▶ _INSTRUCTIONS FOR THE TASK_
Below is a set of records; restate each one word for word.

▶ _LISTED ENTRIES_
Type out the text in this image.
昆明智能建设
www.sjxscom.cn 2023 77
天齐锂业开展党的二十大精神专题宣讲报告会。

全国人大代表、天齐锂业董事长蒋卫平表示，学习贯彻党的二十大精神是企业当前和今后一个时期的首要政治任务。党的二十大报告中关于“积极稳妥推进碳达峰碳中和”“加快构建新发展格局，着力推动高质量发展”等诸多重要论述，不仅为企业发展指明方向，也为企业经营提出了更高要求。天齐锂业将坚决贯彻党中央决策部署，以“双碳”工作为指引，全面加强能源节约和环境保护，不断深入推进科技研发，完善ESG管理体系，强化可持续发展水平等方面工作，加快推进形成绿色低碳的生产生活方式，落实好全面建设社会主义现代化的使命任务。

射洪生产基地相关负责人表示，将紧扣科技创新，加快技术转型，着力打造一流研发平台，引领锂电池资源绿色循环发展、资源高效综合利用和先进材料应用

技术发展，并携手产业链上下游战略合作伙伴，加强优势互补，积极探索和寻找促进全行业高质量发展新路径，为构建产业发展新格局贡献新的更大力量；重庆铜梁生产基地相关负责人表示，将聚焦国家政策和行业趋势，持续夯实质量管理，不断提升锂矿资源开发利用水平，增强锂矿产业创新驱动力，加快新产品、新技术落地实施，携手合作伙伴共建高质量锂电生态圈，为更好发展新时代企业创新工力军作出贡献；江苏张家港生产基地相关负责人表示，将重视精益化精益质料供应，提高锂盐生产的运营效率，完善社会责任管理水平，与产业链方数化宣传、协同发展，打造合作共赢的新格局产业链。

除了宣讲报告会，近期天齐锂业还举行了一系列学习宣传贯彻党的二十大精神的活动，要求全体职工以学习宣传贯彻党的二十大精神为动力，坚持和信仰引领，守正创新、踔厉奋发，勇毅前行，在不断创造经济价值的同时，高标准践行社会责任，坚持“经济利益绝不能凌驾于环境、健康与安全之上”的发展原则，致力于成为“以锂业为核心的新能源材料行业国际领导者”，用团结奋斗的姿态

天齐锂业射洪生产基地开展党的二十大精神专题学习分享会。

▶ _THE ANSWER_
Type out the text in this image.
昆明智能建设
www.sjxscom.cn 2023 77
天齐锂业开展党的二十大精神专题宣讲报告会。

全国人大代表、天齐锂业董事长蒋卫平表示，学习贯彻党的二十大精神是企业当前和今后一个时期的首要政治任务。党的二十大报告中关于“积极稳妥推进碳达峰碳中和”“加快构建新发展格局，着力推动高质量发展”等诸多重要论述，不仅为企业发展指明方向，也为企业经营提出了更高要求。天齐锂业将坚决贯彻党中央决策部署，以“双碳”工作为指引，全面加强能源节约和环境保护，不断深入推进科技研发，完善ESG管理体系，强化可持续发展水平等方面工作，加快推进形成绿色低碳的生产生活方式，落实好全面建设社会主义现代化的使命任务。

射洪生产基地相关负责人表示，将紧扣科技创新，加快技术转型，着力打造一流研发平台，引领锂电池资源绿色循环发展、资源高效综合利用和先进材料应用

技术发展，并携手产业链上下游战略合作伙伴，加强优势互补，积极探索和寻找促进全行业高质量发展新路径，为构建产业发展新格局贡献新的更大力量；重庆铜梁生产基地相关负责人表示，将聚焦国家政策和行业趋势，持续夯实质量管理，不断提升锂矿资源开发利用水平，增强锂矿产业创新驱动力，加快新产品、新技术落地实施，携手合作伙伴共建高质量锂电生态圈，为更好发展新时代企业创新工力军作出贡献；江苏张家港生产基地相关负责人表示，将重视精益化精益质料供应，提高锂盐生产的运营效率，完善社会责任管理水平，与产业链方数化宣传、协同发展，打造合作共赢的新格局产业链。

除了宣讲报告会，近期天齐锂业还举行了一系列学习宣传贯彻党的二十大精神的活动，要求全体职工以学习宣传贯彻党的二十大精神为动力，坚持和信仰引领，守正创新、踔厉奋发，勇毅前行，在不断创造经济价值的同时，高标准践行社会责任，坚持“经济利益绝不能凌驾于环境、健康与安全之上”的发展原则，致力于成为“以锂业为核心的新能源材料行业国际领导者”，用团结奋斗的姿态

天齐锂业射洪生产基地开展党的二十大精神专题学习分享会。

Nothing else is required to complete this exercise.